» TASK REQUIREMENTS: Copy all lines below containing "estimate".

» TASK DATA:

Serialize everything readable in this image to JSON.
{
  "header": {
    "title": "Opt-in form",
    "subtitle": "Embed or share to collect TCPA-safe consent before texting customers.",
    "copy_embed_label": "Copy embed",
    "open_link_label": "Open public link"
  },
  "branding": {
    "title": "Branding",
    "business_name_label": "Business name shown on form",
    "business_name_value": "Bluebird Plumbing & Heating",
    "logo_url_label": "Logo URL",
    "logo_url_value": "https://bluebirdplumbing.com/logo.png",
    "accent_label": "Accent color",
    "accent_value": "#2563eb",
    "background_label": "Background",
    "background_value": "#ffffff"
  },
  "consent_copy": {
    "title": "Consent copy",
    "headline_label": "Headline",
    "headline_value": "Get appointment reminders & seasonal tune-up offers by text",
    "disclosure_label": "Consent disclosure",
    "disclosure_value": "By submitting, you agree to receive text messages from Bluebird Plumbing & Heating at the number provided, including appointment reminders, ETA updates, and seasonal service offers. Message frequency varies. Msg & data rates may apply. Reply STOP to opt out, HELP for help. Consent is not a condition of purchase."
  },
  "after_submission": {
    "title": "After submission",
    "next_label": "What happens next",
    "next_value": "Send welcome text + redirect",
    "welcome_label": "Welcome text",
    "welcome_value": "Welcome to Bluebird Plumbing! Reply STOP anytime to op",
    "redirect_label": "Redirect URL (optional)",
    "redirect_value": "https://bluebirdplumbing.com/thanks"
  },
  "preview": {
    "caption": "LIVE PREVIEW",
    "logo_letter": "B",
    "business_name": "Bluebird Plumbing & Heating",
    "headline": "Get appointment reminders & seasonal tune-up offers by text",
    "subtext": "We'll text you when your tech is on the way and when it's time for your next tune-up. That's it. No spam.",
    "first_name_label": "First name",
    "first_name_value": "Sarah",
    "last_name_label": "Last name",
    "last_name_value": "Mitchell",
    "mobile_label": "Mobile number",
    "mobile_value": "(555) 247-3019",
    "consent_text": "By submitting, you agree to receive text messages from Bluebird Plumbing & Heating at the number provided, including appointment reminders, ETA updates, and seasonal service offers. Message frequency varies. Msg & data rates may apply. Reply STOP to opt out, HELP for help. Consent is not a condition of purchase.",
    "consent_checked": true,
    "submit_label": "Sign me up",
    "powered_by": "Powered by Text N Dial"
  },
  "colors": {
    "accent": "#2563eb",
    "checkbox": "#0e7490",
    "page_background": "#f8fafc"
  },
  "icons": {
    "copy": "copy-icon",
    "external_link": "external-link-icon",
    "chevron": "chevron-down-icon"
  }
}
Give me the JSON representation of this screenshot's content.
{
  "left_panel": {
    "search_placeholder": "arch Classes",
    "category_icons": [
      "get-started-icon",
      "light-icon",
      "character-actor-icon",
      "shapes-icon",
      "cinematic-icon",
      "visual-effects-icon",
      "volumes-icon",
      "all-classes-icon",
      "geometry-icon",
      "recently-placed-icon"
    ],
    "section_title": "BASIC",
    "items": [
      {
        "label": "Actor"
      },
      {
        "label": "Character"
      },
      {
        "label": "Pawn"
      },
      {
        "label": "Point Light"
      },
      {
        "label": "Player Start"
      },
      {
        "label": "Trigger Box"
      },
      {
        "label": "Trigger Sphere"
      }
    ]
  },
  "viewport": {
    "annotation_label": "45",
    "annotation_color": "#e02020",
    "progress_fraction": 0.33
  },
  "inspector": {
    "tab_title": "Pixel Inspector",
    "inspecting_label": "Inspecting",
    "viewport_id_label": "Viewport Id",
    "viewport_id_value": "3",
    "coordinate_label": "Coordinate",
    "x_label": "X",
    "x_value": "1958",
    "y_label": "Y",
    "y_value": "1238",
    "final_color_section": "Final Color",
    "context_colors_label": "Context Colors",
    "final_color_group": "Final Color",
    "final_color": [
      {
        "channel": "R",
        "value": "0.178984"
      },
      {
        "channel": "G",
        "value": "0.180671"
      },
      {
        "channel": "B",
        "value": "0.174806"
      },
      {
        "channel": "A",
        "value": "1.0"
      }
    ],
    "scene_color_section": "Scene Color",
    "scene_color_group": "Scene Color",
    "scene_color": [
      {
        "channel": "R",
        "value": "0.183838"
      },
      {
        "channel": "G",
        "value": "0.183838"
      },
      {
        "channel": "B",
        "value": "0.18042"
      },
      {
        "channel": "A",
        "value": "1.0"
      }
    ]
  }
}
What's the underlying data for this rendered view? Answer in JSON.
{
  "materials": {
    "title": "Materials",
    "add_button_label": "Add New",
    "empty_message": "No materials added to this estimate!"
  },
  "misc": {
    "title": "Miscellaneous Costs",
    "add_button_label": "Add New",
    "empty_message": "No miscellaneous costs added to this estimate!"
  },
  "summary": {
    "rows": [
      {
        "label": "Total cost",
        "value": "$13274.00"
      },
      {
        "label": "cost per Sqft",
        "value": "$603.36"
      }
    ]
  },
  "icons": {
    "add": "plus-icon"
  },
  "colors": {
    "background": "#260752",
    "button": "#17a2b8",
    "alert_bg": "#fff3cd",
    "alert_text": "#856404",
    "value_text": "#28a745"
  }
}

» COMPLETED TASK:
    "empty_message": "No materials added to this estimate!"
    "empty_message": "No miscellaneous costs added to this estimate!"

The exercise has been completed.